- DATA:
- - - - -

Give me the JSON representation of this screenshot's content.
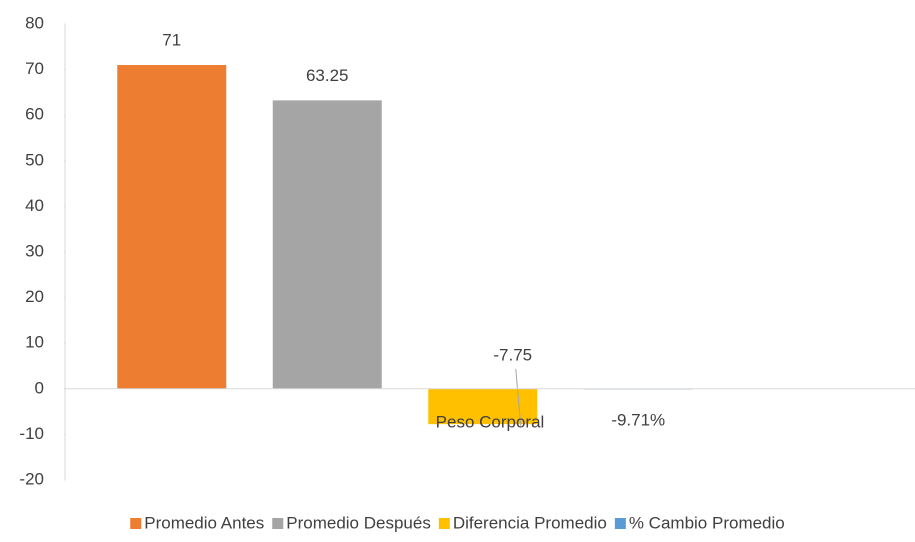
{
  "chart_data": {
    "type": "bar",
    "categories": [
      "Peso Corporal"
    ],
    "series": [
      {
        "name": "Promedio Antes",
        "color": "#ed7d31",
        "values": [
          71
        ]
      },
      {
        "name": "Promedio Después",
        "color": "#a5a5a5",
        "values": [
          63.25
        ]
      },
      {
        "name": "Diferencia Promedio",
        "color": "#ffc000",
        "values": [
          -7.75
        ]
      },
      {
        "name": "% Cambio Promedio",
        "color": "#5b9bd5",
        "values": [
          -0.0971
        ],
        "value_labels": [
          "-9.71%"
        ]
      }
    ],
    "ylim": [
      -20,
      80
    ],
    "yticks": [
      -20,
      -10,
      0,
      10,
      20,
      30,
      40,
      50,
      60,
      70,
      80
    ],
    "grid": false,
    "legend": "bottom"
  }
}
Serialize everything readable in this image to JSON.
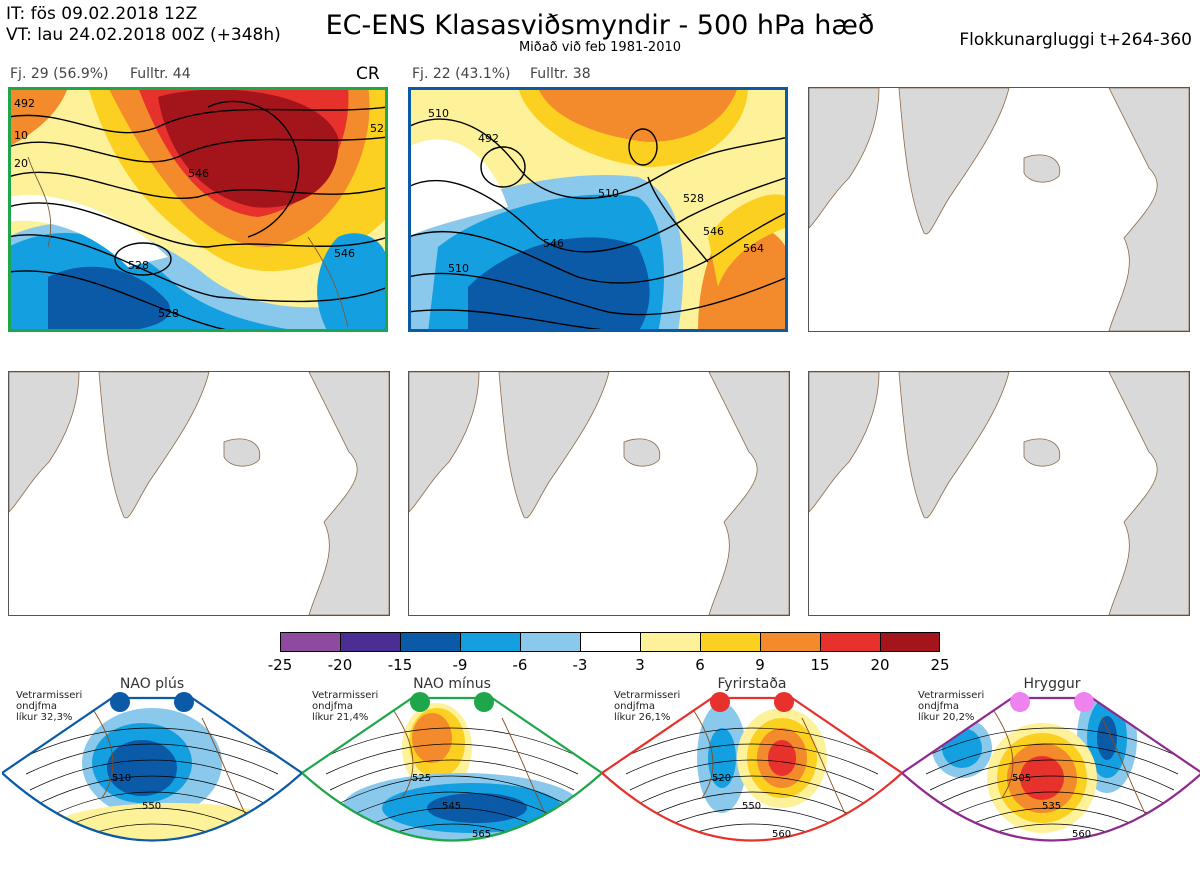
{
  "header": {
    "it_line": "IT: fös 09.02.2018 12Z",
    "vt_line": "VT: lau 24.02.2018 00Z  (+348h)",
    "title": "EC-ENS Klasasviðsmyndir - 500 hPa hæð",
    "subtitle": "Miðað við feb 1981-2010",
    "window": "Flokkunargluggi t+264-360"
  },
  "panels": [
    {
      "label_count": "Fj. 29 (56.9%)",
      "label_rep": "Fulltr. 44",
      "regime_tag": "CR",
      "frame_color": "#1fa64a",
      "contour_labels": [
        "492",
        "510",
        "520",
        "528",
        "546",
        "528",
        "546",
        "528",
        "546",
        "510"
      ]
    },
    {
      "label_count": "Fj. 22 (43.1%)",
      "label_rep": "Fulltr. 38",
      "regime_tag": "",
      "frame_color": "#0a5aa8",
      "contour_labels": [
        "510",
        "492",
        "510",
        "510",
        "528",
        "546",
        "546",
        "564",
        "510",
        "528",
        "546"
      ]
    }
  ],
  "colorbar": {
    "ticks": [
      "-25",
      "-20",
      "-15",
      "-9",
      "-6",
      "-3",
      "3",
      "6",
      "9",
      "15",
      "20",
      "25"
    ],
    "colors": [
      "#8e4a9e",
      "#4a2e94",
      "#0a5aa8",
      "#139fe0",
      "#8ac9ec",
      "#ffffff",
      "#fdf29a",
      "#fcd020",
      "#f38a2c",
      "#e6312c",
      "#a3151b"
    ]
  },
  "regimes": [
    {
      "name": "NAO plús",
      "note_line1": "Vetrarmisseri",
      "note_line2": "ondjfma",
      "note_line3": "líkur 32,3%",
      "color": "#0a5aa8",
      "labels": [
        "510",
        "550"
      ]
    },
    {
      "name": "NAO mínus",
      "note_line1": "Vetrarmisseri",
      "note_line2": "ondjfma",
      "note_line3": "líkur 21,4%",
      "color": "#1fa64a",
      "labels": [
        "525",
        "545",
        "565"
      ]
    },
    {
      "name": "Fyrirstaða",
      "note_line1": "Vetrarmisseri",
      "note_line2": "ondjfma",
      "note_line3": "líkur 26,1%",
      "color": "#e6312c",
      "labels": [
        "520",
        "550",
        "560"
      ]
    },
    {
      "name": "Hryggur",
      "note_line1": "Vetrarmisseri",
      "note_line2": "ondjfma",
      "note_line3": "líkur 20,2%",
      "color": "#8e2a8e",
      "labels": [
        "505",
        "535",
        "560"
      ]
    }
  ]
}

- - - - -

- WHAT YOU NEED TO DO: Show, from the material above, each line that includes the string "this".

- THE REPLY:
Give me the JSON representation of this screenshot's content.
Serialize everything readable in this image to JSON.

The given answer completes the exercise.